Print the complete set of entries exactly.

◆ SOURCE RECORDS ◆
■ ■ ■ ■ ■ ■ ■
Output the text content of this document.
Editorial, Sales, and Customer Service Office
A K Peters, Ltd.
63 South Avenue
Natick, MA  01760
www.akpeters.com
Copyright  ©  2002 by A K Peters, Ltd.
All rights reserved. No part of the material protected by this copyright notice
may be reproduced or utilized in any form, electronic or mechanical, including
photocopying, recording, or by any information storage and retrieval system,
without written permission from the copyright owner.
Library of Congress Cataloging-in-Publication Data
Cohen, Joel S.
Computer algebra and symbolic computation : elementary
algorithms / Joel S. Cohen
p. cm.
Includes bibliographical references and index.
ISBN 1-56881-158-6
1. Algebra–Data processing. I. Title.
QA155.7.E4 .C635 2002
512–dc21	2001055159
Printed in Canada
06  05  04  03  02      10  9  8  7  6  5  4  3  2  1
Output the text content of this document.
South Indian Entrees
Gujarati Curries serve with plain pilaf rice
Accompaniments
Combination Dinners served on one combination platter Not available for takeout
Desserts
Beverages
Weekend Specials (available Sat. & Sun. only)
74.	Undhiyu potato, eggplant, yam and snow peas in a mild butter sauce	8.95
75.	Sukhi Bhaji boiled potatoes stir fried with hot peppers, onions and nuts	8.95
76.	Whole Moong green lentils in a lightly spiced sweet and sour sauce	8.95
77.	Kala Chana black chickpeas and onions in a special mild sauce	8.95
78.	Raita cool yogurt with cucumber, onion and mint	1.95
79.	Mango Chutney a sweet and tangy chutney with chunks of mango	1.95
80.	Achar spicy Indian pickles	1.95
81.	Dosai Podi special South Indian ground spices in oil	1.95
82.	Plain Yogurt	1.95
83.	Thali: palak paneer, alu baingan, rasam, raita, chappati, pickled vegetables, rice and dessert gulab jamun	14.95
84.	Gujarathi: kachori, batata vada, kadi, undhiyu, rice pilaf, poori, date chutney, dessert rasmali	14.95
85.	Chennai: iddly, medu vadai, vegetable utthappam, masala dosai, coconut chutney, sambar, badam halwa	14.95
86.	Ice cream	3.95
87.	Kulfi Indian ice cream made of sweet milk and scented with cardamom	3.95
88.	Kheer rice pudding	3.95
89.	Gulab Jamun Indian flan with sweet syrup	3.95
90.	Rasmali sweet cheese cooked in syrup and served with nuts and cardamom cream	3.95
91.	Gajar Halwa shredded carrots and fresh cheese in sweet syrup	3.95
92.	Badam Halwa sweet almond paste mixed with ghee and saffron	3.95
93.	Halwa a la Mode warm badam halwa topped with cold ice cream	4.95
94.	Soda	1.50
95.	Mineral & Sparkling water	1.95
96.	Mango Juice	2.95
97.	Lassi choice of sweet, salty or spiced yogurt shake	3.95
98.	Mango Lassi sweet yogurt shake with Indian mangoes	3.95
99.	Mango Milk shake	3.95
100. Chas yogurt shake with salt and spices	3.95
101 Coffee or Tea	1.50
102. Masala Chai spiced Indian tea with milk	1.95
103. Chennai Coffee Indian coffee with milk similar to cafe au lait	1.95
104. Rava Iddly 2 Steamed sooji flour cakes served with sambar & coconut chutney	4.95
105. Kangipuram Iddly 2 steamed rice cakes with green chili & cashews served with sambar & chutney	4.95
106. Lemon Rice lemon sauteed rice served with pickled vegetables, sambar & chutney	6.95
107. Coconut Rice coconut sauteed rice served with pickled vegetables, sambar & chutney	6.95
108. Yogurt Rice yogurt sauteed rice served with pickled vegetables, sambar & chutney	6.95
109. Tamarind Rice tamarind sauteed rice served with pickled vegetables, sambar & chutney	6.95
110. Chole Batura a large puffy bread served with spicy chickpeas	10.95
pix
■ ■ ■ ■ ■ ■ ■
◆ SOLUTION TO THIS PROBLEM ◆
Output the text content of this document.
Editorial, Sales, and Customer Service Office
A K Peters, Ltd.
63 South Avenue
Natick, MA  01760
www.akpeters.com
Copyright  ©  2002 by A K Peters, Ltd.
All rights reserved. No part of the material protected by this copyright notice
may be reproduced or utilized in any form, electronic or mechanical, including
photocopying, recording, or by any information storage and retrieval system,
without written permission from the copyright owner.
Library of Congress Cataloging-in-Publication Data
Cohen, Joel S.
Computer algebra and symbolic computation : elementary
algorithms / Joel S. Cohen
p. cm.
Includes bibliographical references and index.
ISBN 1-56881-158-6
1. Algebra–Data processing. I. Title.
QA155.7.E4 .C635 2002
512–dc21	2001055159
Printed in Canada
06  05  04  03  02      10  9  8  7  6  5  4  3  2  1
Output the text content of this document.
South Indian Entrees
Gujarati Curries serve with plain pilaf rice
Accompaniments
Combination Dinners served on one combination platter Not available for takeout
Desserts
Beverages
Weekend Specials (available Sat. & Sun. only)
74.	Undhiyu potato, eggplant, yam and snow peas in a mild butter sauce	8.95
75.	Sukhi Bhaji boiled potatoes stir fried with hot peppers, onions and nuts	8.95
76.	Whole Moong green lentils in a lightly spiced sweet and sour sauce	8.95
77.	Kala Chana black chickpeas and onions in a special mild sauce	8.95
78.	Raita cool yogurt with cucumber, onion and mint	1.95
79.	Mango Chutney a sweet and tangy chutney with chunks of mango	1.95
80.	Achar spicy Indian pickles	1.95
81.	Dosai Podi special South Indian ground spices in oil	1.95
82.	Plain Yogurt	1.95
83.	Thali: palak paneer, alu baingan, rasam, raita, chappati, pickled vegetables, rice and dessert gulab jamun	14.95
84.	Gujarathi: kachori, batata vada, kadi, undhiyu, rice pilaf, poori, date chutney, dessert rasmali	14.95
85.	Chennai: iddly, medu vadai, vegetable utthappam, masala dosai, coconut chutney, sambar, badam halwa	14.95
86.	Ice cream	3.95
87.	Kulfi Indian ice cream made of sweet milk and scented with cardamom	3.95
88.	Kheer rice pudding	3.95
89.	Gulab Jamun Indian flan with sweet syrup	3.95
90.	Rasmali sweet cheese cooked in syrup and served with nuts and cardamom cream	3.95
91.	Gajar Halwa shredded carrots and fresh cheese in sweet syrup	3.95
92.	Badam Halwa sweet almond paste mixed with ghee and saffron	3.95
93.	Halwa a la Mode warm badam halwa topped with cold ice cream	4.95
94.	Soda	1.50
95.	Mineral & Sparkling water	1.95
96.	Mango Juice	2.95
97.	Lassi choice of sweet, salty or spiced yogurt shake	3.95
98.	Mango Lassi sweet yogurt shake with Indian mangoes	3.95
99.	Mango Milk shake	3.95
100. Chas yogurt shake with salt and spices	3.95
101 Coffee or Tea	1.50
102. Masala Chai spiced Indian tea with milk	1.95
103. Chennai Coffee Indian coffee with milk similar to cafe au lait	1.95
104. Rava Iddly 2 Steamed sooji flour cakes served with sambar & coconut chutney	4.95
105. Kangipuram Iddly 2 steamed rice cakes with green chili & cashews served with sambar & chutney	4.95
106. Lemon Rice lemon sauteed rice served with pickled vegetables, sambar & chutney	6.95
107. Coconut Rice coconut sauteed rice served with pickled vegetables, sambar & chutney	6.95
108. Yogurt Rice yogurt sauteed rice served with pickled vegetables, sambar & chutney	6.95
109. Tamarind Rice tamarind sauteed rice served with pickled vegetables, sambar & chutney	6.95
110. Chole Batura a large puffy bread served with spicy chickpeas	10.95
pix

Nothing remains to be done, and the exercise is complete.